■ Request:
Separate out the lines that hold "heading".
╔══
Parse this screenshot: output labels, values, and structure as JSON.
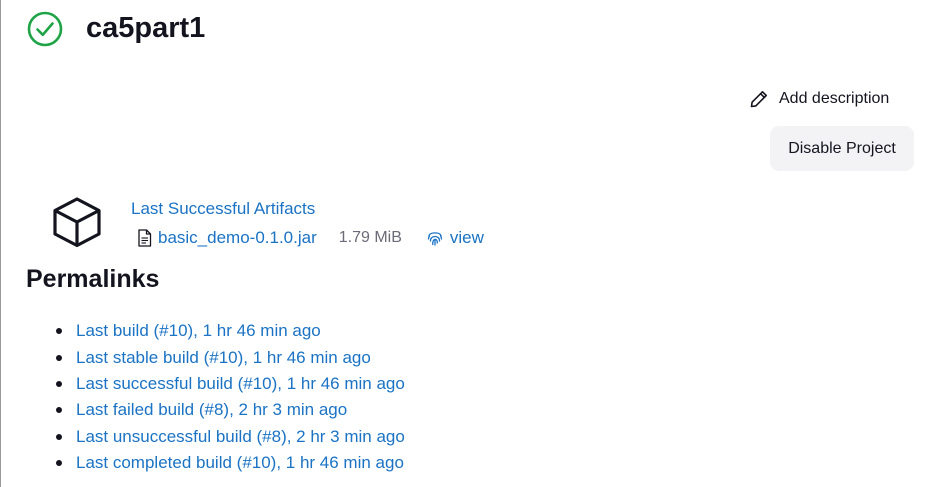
{
  "job": {
    "name": "ca5part1",
    "status_icon": "check-circle-icon",
    "status_color": "#1ea446"
  },
  "actions": {
    "add_description": "Add description",
    "disable_project": "Disable Project"
  },
  "artifacts": {
    "heading": "Last Successful Artifacts",
    "file_name": "basic_demo-0.1.0.jar",
    "file_size": "1.79 MiB",
    "view_label": "view"
  },
  "permalinks": {
    "heading": "Permalinks",
    "items": [
      "Last build (#10), 1 hr 46 min ago",
      "Last stable build (#10), 1 hr 46 min ago",
      "Last successful build (#10), 1 hr 46 min ago",
      "Last failed build (#8), 2 hr 3 min ago",
      "Last unsuccessful build (#8), 2 hr 3 min ago",
      "Last completed build (#10), 1 hr 46 min ago"
    ]
  },
  "colors": {
    "link": "#1a73c4",
    "text": "#14141f",
    "muted": "#6b6b78",
    "button_bg": "#f3f3f6"
  }
}
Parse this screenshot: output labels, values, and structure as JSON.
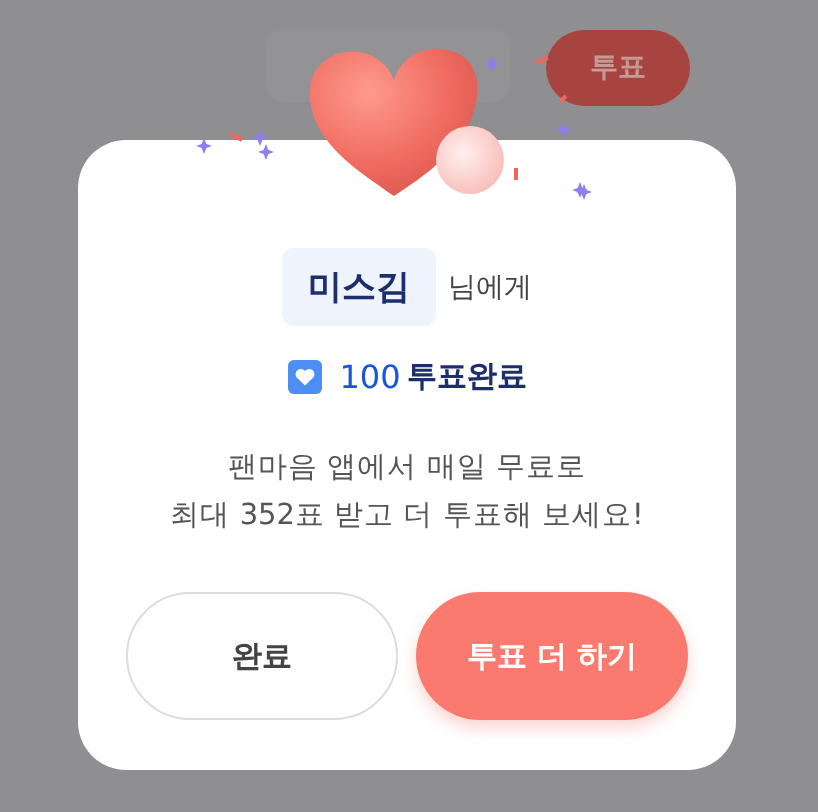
{
  "top_bar": {
    "vote_button": "투표"
  },
  "dialog": {
    "recipient": "미스김",
    "recipient_suffix": "님에게",
    "votes": "100",
    "votes_label": "투표완료",
    "message": [
      "팬마음 앱에서 매일 무료로",
      "최대 352표 받고 더 투표해 보세요!"
    ],
    "buttons": [
      {
        "label": "완료",
        "kind": "secondary"
      },
      {
        "label": "투표 더 하기",
        "kind": "primary"
      }
    ]
  }
}
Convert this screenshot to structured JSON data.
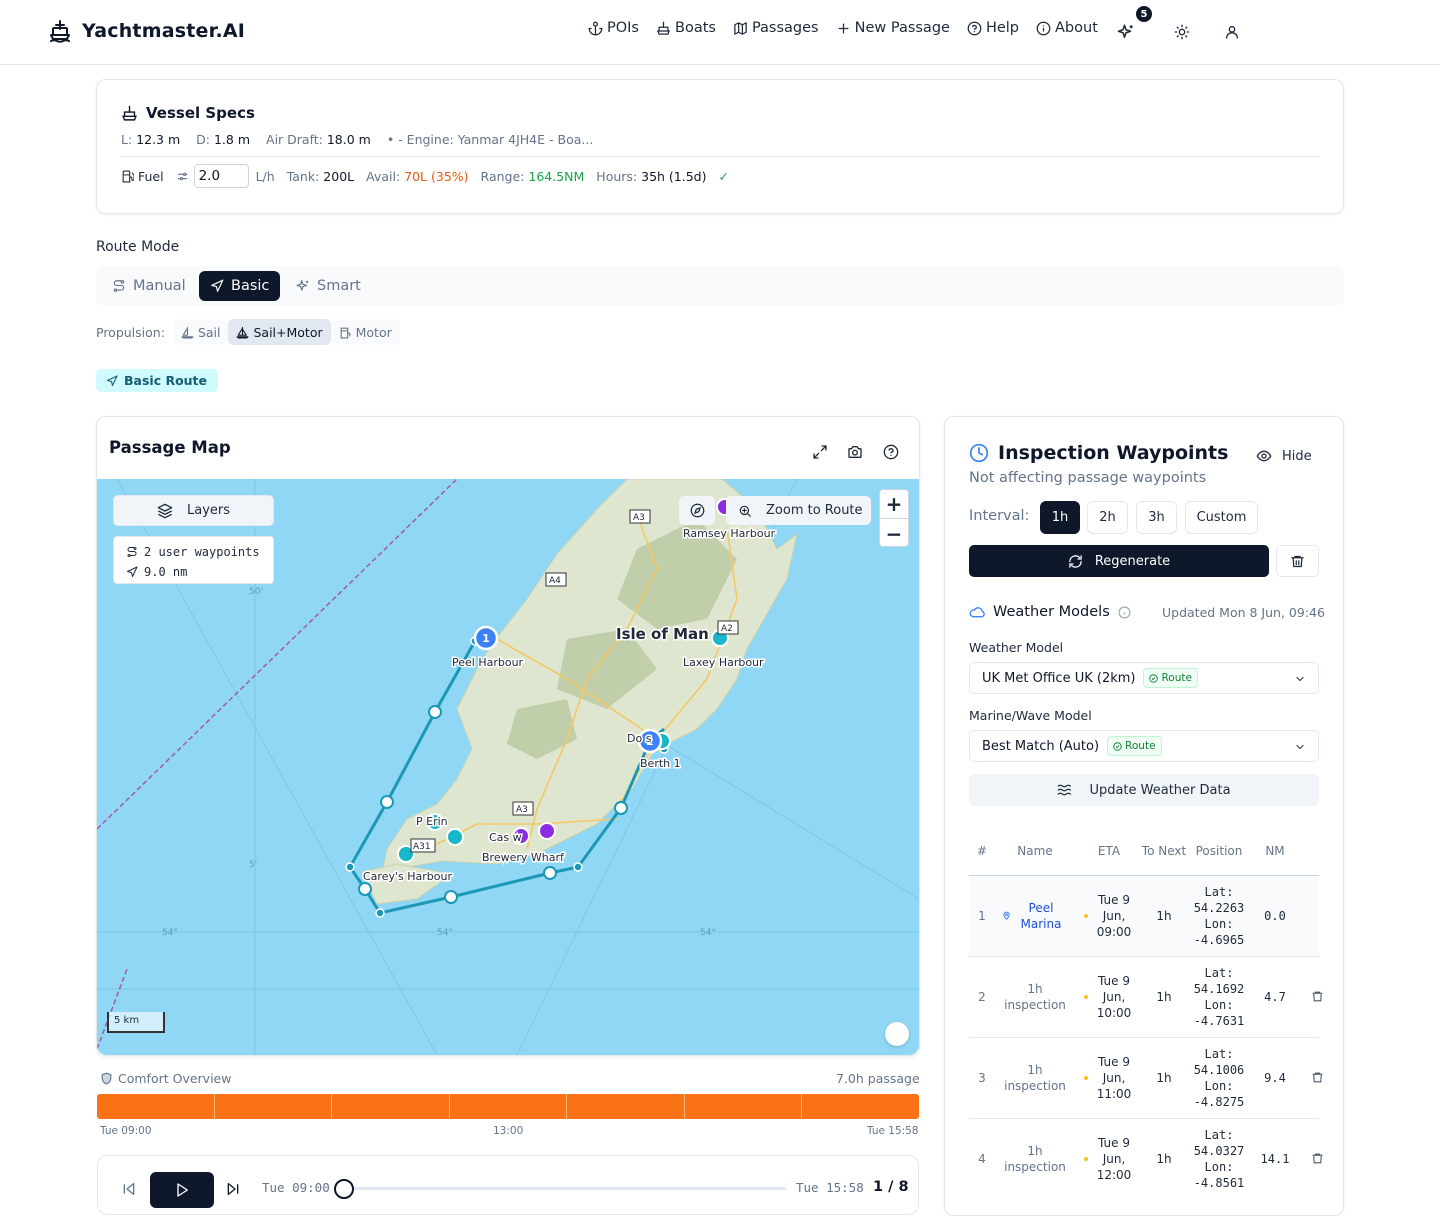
{
  "header": {
    "brand": "Yachtmaster.AI",
    "nav": [
      {
        "label": "POIs",
        "icon": "anchor-icon"
      },
      {
        "label": "Boats",
        "icon": "ship-icon"
      },
      {
        "label": "Passages",
        "icon": "map-icon"
      },
      {
        "label": "New Passage",
        "icon": "plus-icon"
      },
      {
        "label": "Help",
        "icon": "help-circle-icon"
      },
      {
        "label": "About",
        "icon": "info-icon"
      }
    ],
    "notifications_count": "5"
  },
  "vessel": {
    "title": "Vessel Specs",
    "length_label": "L:",
    "length": "12.3 m",
    "draft_label": "D:",
    "draft": "1.8 m",
    "air_draft_label": "Air Draft:",
    "air_draft": "18.0 m",
    "extra": "• - Engine: Yanmar 4JH4E - Boa...",
    "fuel_label": "Fuel",
    "fuel_rate": "2.0",
    "fuel_unit": "L/h",
    "tank_label": "Tank:",
    "tank": "200L",
    "avail_label": "Avail:",
    "avail": "70L (35%)",
    "range_label": "Range:",
    "range": "164.5NM",
    "hours_label": "Hours:",
    "hours": "35h (1.5d)",
    "check": "✓"
  },
  "route_mode": {
    "label": "Route Mode",
    "options": [
      "Manual",
      "Basic",
      "Smart"
    ],
    "active": "Basic"
  },
  "propulsion": {
    "label": "Propulsion:",
    "options": [
      "Sail",
      "Sail+Motor",
      "Motor"
    ],
    "active": "Sail+Motor"
  },
  "route_badge": "Basic Route",
  "map": {
    "title": "Passage Map",
    "layers_label": "Layers",
    "waypoints_info": "2 user waypoints",
    "distance_info": "9.0 nm",
    "zoom_to_route": "Zoom to Route",
    "scale": "5 km",
    "places": {
      "isle": "Isle of Man",
      "ramsey": "Ramsey Harbour",
      "peel": "Peel Harbour",
      "laxey": "Laxey Harbour",
      "douglas": "Do  s",
      "berth": "Berth 1",
      "port_erin": "P   Erin",
      "castletown": "Cas   w",
      "brewery": "Brewery Wharf",
      "careys": "Carey's Harbour"
    },
    "roads": [
      "A3",
      "A4",
      "A2",
      "A3",
      "A31"
    ],
    "graticule": [
      "50'",
      "54°",
      "54°",
      "54°",
      "5'"
    ],
    "markers": [
      "1",
      "2"
    ]
  },
  "comfort": {
    "label": "Comfort Overview",
    "duration": "7.0h passage",
    "segments": 7,
    "color": "#f97316",
    "start": "Tue 09:00",
    "mid": "13:00",
    "end": "Tue 15:58"
  },
  "player": {
    "start": "Tue 09:00",
    "end": "Tue 15:58",
    "counter": "1 / 8",
    "progress": 0
  },
  "inspection": {
    "title": "Inspection Waypoints",
    "hide_label": "Hide",
    "subtitle": "Not affecting passage waypoints",
    "interval_label": "Interval:",
    "intervals": [
      "1h",
      "2h",
      "3h",
      "Custom"
    ],
    "active_interval": "1h",
    "regenerate_label": "Regenerate",
    "weather_models_title": "Weather Models",
    "updated": "Updated Mon 8 Jun, 09:46",
    "weather_model_label": "Weather Model",
    "weather_model_value": "UK Met Office UK (2km)",
    "marine_model_label": "Marine/Wave Model",
    "marine_model_value": "Best Match (Auto)",
    "route_chip": "Route",
    "update_weather_label": "Update Weather Data",
    "columns": [
      "#",
      "Name",
      "ETA",
      "To Next",
      "Position",
      "NM"
    ],
    "rows": [
      {
        "num": "1",
        "name": "Peel Marina",
        "eta": "Tue 9 Jun, 09:00",
        "to_next": "1h",
        "lat": "Lat: 54.2263",
        "lon": "Lon: -4.6965",
        "nm": "0.0"
      },
      {
        "num": "2",
        "name": "1h inspection",
        "eta": "Tue 9 Jun, 10:00",
        "to_next": "1h",
        "lat": "Lat: 54.1692",
        "lon": "Lon: -4.7631",
        "nm": "4.7"
      },
      {
        "num": "3",
        "name": "1h inspection",
        "eta": "Tue 9 Jun, 11:00",
        "to_next": "1h",
        "lat": "Lat: 54.1006",
        "lon": "Lon: -4.8275",
        "nm": "9.4"
      },
      {
        "num": "4",
        "name": "1h inspection",
        "eta": "Tue 9 Jun, 12:00",
        "to_next": "1h",
        "lat": "Lat: 54.0327",
        "lon": "Lon: -4.8561",
        "nm": "14.1"
      }
    ]
  },
  "colors": {
    "dark": "#0f172a",
    "route": "#1b98b5",
    "marker": "#3b82f6",
    "poi_teal": "#17b6c9",
    "poi_purple": "#8b2be2",
    "sea": "#8fd7f5",
    "land": "#dfe6cf"
  }
}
╚══
■ Response:
    "heading": "Last Successful Artifacts",
    "heading": "Permalinks",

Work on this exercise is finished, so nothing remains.